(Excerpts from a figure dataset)
⟨
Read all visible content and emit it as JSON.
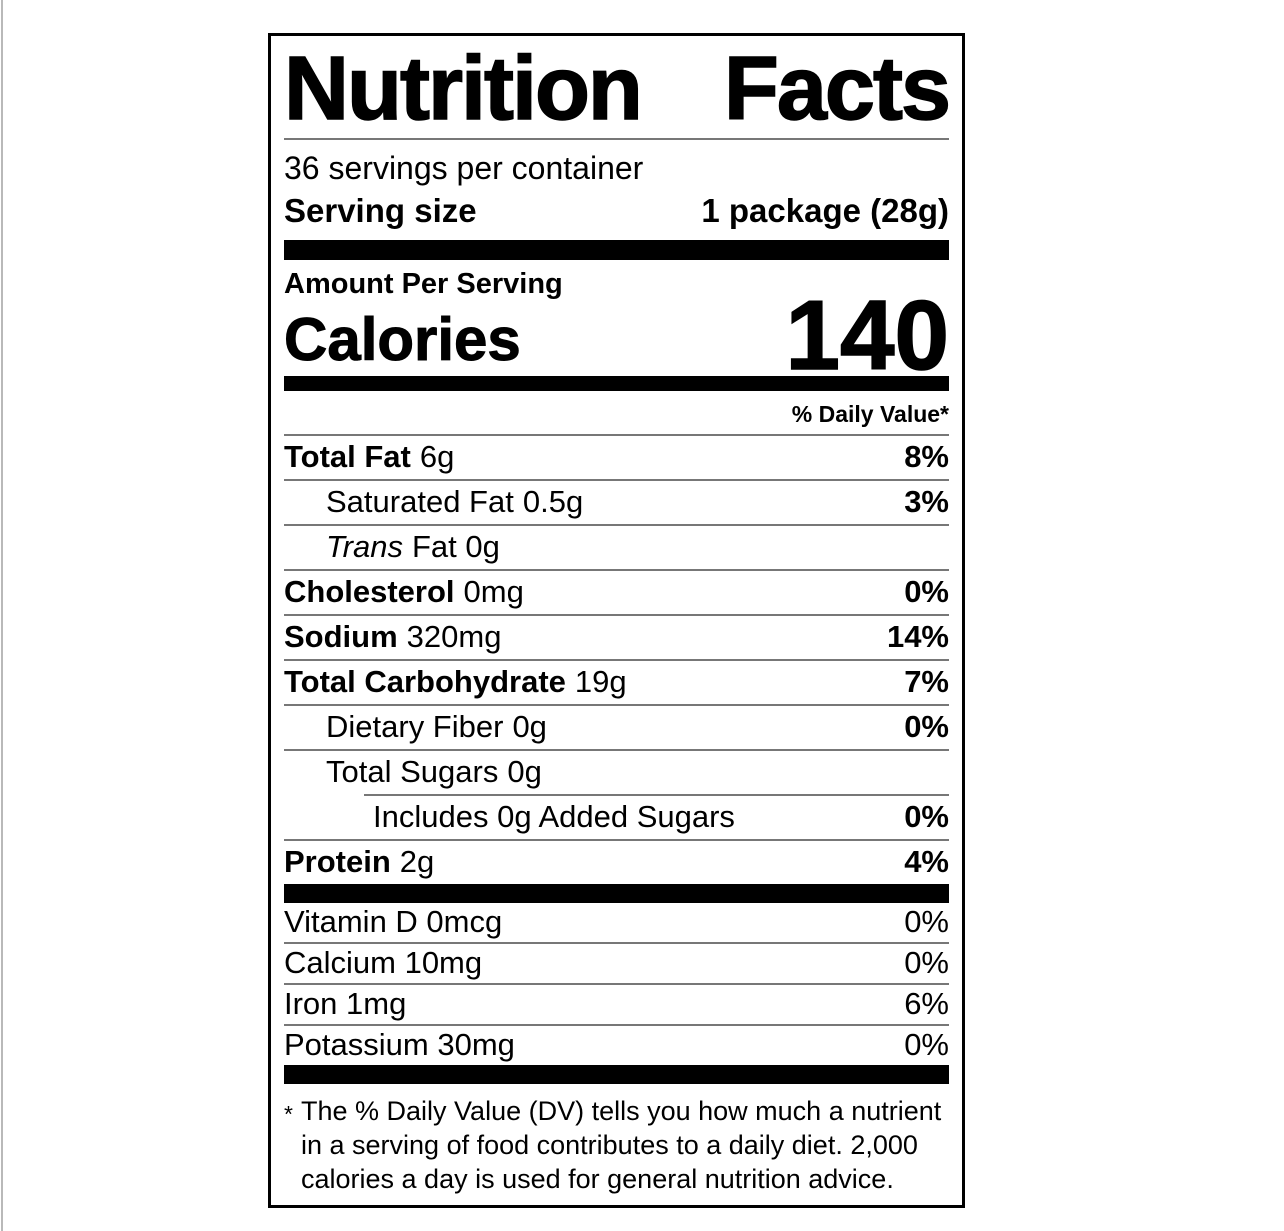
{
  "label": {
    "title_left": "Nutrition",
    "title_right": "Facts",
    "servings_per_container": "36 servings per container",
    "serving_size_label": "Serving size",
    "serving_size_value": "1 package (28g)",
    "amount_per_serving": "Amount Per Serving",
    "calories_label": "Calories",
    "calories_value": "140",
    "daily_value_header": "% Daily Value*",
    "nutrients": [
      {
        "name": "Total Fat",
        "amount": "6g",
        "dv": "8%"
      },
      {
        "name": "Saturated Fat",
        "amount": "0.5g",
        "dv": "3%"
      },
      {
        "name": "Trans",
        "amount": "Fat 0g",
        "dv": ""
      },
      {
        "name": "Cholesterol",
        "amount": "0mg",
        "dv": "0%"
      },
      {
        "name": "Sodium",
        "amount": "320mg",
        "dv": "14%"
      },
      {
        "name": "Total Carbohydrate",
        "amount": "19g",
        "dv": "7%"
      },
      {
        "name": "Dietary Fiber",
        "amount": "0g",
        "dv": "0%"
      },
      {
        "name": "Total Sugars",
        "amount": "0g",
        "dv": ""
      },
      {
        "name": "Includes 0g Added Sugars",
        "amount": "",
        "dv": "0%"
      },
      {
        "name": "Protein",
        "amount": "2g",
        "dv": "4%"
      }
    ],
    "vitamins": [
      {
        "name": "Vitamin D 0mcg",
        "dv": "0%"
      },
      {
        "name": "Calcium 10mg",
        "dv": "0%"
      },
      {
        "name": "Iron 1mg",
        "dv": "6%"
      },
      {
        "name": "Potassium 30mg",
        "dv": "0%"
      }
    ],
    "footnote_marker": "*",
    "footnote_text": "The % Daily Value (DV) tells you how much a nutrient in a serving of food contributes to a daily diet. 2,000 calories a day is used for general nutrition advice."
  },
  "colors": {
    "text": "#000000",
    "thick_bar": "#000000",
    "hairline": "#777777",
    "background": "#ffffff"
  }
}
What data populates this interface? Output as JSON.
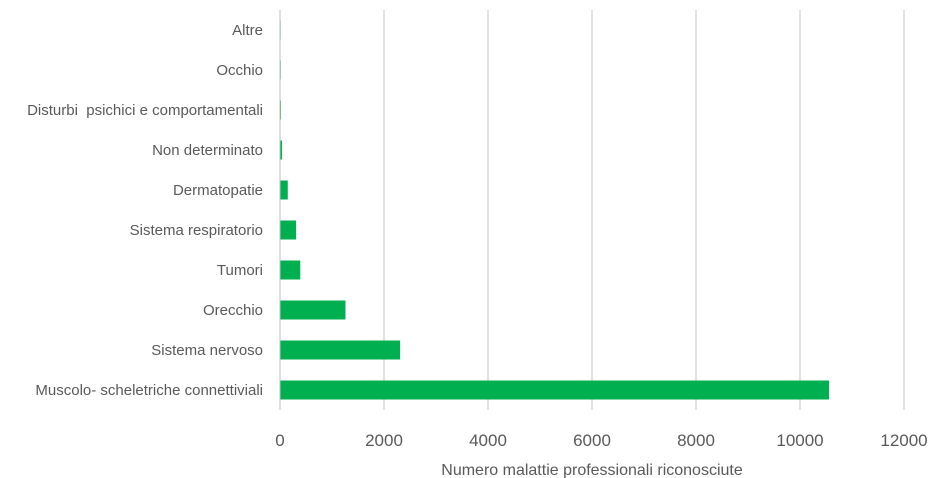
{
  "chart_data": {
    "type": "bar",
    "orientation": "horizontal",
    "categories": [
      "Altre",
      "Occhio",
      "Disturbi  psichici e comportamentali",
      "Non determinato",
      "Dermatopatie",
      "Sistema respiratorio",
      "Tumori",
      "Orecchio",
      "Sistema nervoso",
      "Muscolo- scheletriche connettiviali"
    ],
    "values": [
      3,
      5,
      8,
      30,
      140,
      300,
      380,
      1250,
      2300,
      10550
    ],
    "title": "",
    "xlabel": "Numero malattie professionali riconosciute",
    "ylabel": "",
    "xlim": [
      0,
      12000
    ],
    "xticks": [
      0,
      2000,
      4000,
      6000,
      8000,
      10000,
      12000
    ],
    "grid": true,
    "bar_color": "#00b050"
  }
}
⟩
- **HOW TO COMPLETE THIS TASK**: Please copy every record above exactly, but leave the pictures out.

- **WRITTEN ANSWER**:
Read all visible content and emit it as JSON.
{
  "label": {
    "title_left": "Nutrition",
    "title_right": "Facts",
    "servings_per_container": "36 servings per container",
    "serving_size_label": "Serving size",
    "serving_size_value": "1 package (28g)",
    "amount_per_serving": "Amount Per Serving",
    "calories_label": "Calories",
    "calories_value": "140",
    "daily_value_header": "% Daily Value*",
    "nutrients": [
      {
        "name": "Total Fat",
        "amount": "6g",
        "dv": "8%"
      },
      {
        "name": "Saturated Fat",
        "amount": "0.5g",
        "dv": "3%"
      },
      {
        "name": "Trans",
        "amount": "Fat 0g",
        "dv": ""
      },
      {
        "name": "Cholesterol",
        "amount": "0mg",
        "dv": "0%"
      },
      {
        "name": "Sodium",
        "amount": "320mg",
        "dv": "14%"
      },
      {
        "name": "Total Carbohydrate",
        "amount": "19g",
        "dv": "7%"
      },
      {
        "name": "Dietary Fiber",
        "amount": "0g",
        "dv": "0%"
      },
      {
        "name": "Total Sugars",
        "amount": "0g",
        "dv": ""
      },
      {
        "name": "Includes 0g Added Sugars",
        "amount": "",
        "dv": "0%"
      },
      {
        "name": "Protein",
        "amount": "2g",
        "dv": "4%"
      }
    ],
    "vitamins": [
      {
        "name": "Vitamin D 0mcg",
        "dv": "0%"
      },
      {
        "name": "Calcium 10mg",
        "dv": "0%"
      },
      {
        "name": "Iron 1mg",
        "dv": "6%"
      },
      {
        "name": "Potassium 30mg",
        "dv": "0%"
      }
    ],
    "footnote_marker": "*",
    "footnote_text": "The % Daily Value (DV) tells you how much a nutrient in a serving of food contributes to a daily diet. 2,000 calories a day is used for general nutrition advice."
  },
  "colors": {
    "text": "#000000",
    "thick_bar": "#000000",
    "hairline": "#777777",
    "background": "#ffffff"
  }
}
What data populates this interface? Output as JSON.
{
  "chart_data": {
    "type": "bar",
    "orientation": "horizontal",
    "categories": [
      "Altre",
      "Occhio",
      "Disturbi  psichici e comportamentali",
      "Non determinato",
      "Dermatopatie",
      "Sistema respiratorio",
      "Tumori",
      "Orecchio",
      "Sistema nervoso",
      "Muscolo- scheletriche connettiviali"
    ],
    "values": [
      3,
      5,
      8,
      30,
      140,
      300,
      380,
      1250,
      2300,
      10550
    ],
    "title": "",
    "xlabel": "Numero malattie professionali riconosciute",
    "ylabel": "",
    "xlim": [
      0,
      12000
    ],
    "xticks": [
      0,
      2000,
      4000,
      6000,
      8000,
      10000,
      12000
    ],
    "grid": true,
    "bar_color": "#00b050"
  }
}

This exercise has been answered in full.